----- Working data

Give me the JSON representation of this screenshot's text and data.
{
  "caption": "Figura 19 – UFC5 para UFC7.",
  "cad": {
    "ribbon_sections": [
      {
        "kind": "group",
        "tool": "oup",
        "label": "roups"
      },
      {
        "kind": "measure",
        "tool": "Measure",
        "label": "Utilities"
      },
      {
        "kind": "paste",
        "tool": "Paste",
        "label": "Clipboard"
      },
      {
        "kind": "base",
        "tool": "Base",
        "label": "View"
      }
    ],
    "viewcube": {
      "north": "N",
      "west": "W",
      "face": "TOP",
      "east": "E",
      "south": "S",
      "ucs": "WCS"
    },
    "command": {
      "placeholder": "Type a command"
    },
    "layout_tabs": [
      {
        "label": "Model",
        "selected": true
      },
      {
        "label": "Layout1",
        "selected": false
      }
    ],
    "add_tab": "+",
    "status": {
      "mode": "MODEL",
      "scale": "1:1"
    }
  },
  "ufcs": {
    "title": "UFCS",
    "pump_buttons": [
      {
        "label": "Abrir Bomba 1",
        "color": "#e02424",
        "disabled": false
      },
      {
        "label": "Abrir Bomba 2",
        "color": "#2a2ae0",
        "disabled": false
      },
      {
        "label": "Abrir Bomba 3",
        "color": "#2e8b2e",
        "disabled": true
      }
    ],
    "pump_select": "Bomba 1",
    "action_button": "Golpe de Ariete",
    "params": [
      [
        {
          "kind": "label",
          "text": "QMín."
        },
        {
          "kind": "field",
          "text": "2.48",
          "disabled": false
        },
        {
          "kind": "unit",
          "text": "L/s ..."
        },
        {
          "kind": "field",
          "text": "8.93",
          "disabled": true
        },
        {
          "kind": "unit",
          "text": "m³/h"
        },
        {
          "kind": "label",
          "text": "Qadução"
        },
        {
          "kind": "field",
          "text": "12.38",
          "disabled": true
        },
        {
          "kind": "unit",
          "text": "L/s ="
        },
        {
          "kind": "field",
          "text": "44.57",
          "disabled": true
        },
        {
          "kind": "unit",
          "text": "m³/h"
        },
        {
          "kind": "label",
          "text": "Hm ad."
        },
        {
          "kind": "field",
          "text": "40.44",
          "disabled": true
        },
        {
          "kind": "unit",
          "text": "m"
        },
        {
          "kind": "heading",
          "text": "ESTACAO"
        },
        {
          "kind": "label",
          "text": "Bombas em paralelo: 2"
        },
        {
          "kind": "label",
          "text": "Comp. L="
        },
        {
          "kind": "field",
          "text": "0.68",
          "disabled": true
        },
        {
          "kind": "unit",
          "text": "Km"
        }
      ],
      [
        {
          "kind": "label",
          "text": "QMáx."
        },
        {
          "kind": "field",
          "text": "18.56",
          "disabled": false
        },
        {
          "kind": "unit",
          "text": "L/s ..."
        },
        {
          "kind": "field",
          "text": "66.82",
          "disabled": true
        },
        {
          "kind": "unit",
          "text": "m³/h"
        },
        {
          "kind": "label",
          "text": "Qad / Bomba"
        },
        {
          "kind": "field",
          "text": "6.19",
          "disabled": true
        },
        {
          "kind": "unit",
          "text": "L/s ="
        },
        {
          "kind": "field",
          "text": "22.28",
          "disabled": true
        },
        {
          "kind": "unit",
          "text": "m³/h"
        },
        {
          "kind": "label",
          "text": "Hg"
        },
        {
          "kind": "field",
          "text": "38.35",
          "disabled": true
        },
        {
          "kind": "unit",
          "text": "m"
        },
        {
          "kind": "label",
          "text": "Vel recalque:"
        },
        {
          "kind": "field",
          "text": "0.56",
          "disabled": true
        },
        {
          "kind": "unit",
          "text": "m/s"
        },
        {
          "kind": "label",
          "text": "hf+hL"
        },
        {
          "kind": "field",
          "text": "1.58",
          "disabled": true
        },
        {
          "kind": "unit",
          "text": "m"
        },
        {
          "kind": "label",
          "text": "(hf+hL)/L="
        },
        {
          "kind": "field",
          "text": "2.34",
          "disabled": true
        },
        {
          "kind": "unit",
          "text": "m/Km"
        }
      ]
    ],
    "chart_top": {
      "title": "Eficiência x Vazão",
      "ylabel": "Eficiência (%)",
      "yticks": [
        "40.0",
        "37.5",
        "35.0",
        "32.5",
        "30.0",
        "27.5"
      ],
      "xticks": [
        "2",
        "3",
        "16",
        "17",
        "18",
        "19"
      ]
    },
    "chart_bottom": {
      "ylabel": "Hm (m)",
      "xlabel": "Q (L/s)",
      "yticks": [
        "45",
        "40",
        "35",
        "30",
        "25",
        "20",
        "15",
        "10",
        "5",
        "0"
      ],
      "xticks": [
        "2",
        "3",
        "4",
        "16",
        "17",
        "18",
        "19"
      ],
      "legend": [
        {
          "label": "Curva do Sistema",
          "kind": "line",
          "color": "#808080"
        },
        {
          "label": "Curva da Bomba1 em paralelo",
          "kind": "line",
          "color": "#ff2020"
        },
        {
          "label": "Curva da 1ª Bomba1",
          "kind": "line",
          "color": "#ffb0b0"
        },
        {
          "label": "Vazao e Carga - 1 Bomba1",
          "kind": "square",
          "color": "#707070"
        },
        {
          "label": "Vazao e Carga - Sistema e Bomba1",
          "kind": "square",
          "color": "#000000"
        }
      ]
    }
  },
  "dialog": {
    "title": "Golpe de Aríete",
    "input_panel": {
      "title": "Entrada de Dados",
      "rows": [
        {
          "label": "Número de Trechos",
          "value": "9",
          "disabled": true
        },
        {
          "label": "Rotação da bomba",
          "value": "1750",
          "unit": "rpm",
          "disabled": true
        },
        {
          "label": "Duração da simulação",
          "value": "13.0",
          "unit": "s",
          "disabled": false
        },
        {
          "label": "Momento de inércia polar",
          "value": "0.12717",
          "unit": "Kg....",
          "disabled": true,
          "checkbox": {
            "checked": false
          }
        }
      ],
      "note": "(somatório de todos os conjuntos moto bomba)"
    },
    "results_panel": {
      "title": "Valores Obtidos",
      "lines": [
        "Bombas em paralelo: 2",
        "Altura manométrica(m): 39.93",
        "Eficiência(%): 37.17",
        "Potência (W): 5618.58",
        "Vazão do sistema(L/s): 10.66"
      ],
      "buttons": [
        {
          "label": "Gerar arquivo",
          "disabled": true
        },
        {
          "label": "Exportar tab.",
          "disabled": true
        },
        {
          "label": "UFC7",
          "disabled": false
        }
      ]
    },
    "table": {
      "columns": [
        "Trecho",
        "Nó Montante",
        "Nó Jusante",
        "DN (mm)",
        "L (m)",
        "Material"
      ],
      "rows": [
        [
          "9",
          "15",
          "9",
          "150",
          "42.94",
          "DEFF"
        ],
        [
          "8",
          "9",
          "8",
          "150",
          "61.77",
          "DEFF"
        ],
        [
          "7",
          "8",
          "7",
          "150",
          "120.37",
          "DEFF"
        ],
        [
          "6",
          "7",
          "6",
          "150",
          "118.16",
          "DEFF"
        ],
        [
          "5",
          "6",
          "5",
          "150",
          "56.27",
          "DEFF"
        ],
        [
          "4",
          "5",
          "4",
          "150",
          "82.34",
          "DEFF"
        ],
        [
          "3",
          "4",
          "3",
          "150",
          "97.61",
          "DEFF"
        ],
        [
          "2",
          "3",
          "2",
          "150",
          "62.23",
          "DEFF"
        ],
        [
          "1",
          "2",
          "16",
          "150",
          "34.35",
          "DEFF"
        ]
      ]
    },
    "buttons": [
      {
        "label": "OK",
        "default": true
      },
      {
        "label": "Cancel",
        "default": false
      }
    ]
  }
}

----------
----- Working data

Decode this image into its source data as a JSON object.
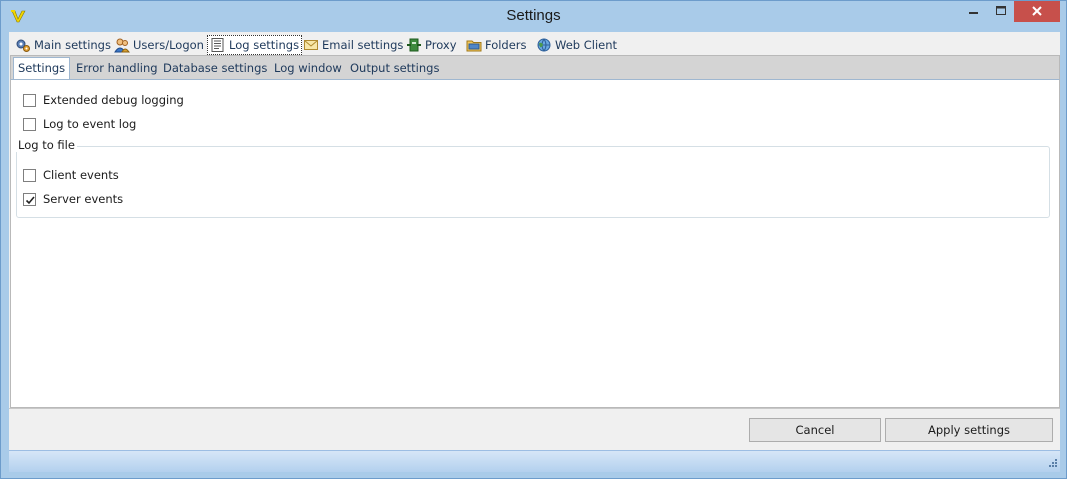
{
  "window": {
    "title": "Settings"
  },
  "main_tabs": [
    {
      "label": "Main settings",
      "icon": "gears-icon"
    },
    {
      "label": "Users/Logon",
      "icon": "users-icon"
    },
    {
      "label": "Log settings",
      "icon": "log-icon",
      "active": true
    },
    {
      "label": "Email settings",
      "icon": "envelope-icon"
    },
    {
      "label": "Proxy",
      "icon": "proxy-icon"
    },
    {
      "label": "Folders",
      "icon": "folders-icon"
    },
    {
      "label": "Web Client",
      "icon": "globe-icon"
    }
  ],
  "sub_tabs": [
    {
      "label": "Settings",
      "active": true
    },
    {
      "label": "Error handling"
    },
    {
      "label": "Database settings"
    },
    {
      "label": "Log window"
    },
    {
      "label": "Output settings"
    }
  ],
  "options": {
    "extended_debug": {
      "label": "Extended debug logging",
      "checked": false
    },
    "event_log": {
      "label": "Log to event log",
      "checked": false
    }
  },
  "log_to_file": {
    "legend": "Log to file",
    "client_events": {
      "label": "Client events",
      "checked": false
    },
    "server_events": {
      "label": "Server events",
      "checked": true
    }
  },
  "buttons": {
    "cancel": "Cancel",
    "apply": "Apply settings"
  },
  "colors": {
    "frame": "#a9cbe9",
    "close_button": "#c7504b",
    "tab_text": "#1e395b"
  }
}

----------
----- Working data

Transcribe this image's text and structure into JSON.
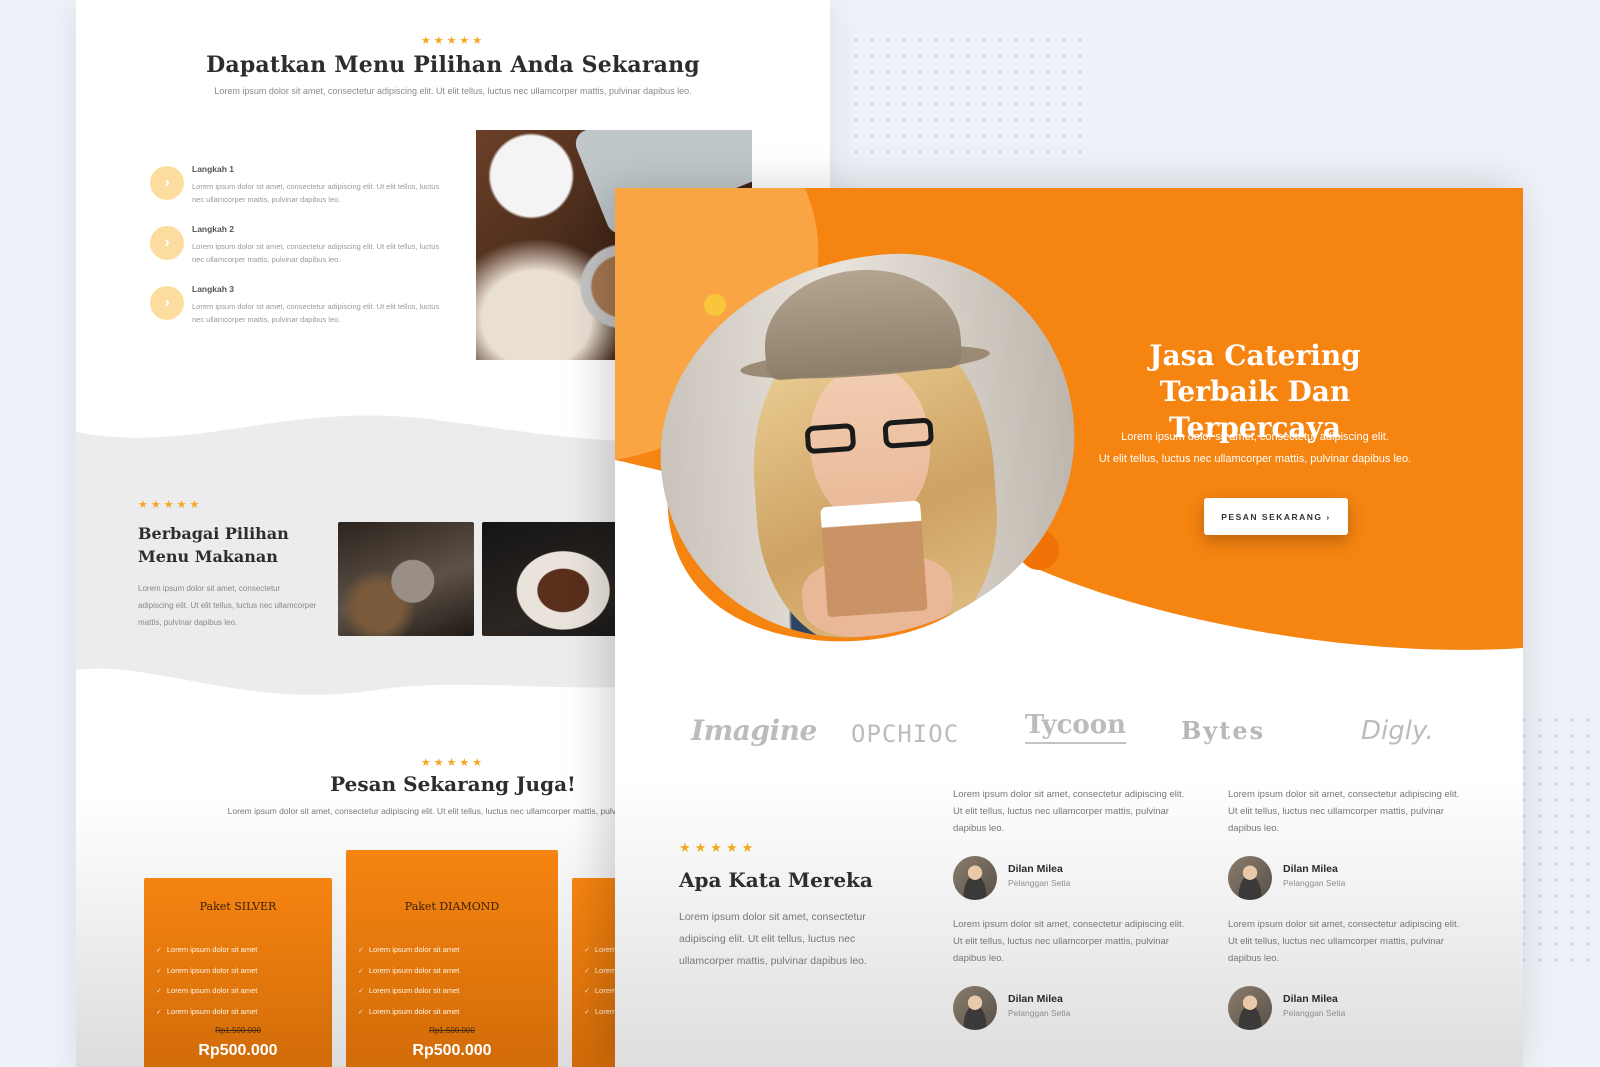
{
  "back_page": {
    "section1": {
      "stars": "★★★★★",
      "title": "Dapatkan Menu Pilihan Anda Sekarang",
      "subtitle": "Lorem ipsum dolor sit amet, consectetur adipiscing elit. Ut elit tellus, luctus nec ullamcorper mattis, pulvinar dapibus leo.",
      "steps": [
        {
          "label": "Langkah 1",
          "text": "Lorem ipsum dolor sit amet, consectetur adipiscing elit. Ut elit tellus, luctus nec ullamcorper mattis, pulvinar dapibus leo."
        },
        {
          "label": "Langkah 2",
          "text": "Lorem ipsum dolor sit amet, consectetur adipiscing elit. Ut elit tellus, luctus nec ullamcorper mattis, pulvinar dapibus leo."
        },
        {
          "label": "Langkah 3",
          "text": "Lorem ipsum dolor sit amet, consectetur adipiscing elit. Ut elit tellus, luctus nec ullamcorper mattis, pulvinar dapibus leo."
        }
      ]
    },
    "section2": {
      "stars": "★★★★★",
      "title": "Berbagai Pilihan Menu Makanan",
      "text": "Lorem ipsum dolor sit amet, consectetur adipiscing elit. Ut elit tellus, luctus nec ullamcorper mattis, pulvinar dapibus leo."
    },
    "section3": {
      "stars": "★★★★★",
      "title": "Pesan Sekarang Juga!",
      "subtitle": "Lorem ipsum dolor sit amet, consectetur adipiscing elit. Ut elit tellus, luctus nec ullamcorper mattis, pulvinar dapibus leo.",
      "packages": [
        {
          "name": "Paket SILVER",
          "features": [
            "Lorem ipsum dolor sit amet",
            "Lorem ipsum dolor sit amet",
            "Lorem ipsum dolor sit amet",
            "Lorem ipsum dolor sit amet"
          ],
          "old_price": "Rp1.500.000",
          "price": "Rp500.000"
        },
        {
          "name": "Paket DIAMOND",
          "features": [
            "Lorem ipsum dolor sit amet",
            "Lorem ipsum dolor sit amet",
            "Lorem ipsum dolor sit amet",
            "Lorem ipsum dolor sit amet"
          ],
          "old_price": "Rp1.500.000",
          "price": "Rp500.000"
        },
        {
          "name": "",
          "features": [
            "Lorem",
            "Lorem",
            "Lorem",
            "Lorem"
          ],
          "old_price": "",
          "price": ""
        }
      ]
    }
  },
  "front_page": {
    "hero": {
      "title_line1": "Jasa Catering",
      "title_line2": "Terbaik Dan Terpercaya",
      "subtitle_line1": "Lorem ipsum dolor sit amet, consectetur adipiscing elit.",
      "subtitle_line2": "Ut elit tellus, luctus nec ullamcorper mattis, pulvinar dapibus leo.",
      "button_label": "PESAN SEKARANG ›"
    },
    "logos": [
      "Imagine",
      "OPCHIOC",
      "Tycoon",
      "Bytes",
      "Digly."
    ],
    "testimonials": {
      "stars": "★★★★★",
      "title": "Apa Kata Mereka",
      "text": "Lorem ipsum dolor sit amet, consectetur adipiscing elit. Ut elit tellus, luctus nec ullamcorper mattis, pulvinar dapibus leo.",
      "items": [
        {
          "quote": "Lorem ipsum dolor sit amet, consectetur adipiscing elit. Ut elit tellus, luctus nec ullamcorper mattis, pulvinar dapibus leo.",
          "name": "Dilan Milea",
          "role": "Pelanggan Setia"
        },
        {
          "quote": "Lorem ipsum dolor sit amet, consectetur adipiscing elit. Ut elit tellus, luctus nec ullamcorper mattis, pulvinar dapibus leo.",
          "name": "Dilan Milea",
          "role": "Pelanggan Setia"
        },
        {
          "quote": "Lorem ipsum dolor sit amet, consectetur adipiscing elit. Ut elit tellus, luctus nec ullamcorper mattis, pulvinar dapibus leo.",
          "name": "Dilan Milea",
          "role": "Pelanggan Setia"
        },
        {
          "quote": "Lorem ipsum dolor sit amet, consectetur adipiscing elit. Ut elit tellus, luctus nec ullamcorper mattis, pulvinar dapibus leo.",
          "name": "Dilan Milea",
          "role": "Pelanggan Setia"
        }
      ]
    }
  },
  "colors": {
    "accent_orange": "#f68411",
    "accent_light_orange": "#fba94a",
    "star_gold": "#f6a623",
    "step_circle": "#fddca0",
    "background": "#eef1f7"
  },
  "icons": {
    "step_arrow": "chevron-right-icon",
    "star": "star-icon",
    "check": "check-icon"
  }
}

----------

**Exercise aim:**
Locate all lines that include the word "Vazao" and copy them out.

**Reply:**
          "label": "Vazao e Carga - 1 Bomba1",
          "label": "Vazao e Carga - Sistema e Bomba1",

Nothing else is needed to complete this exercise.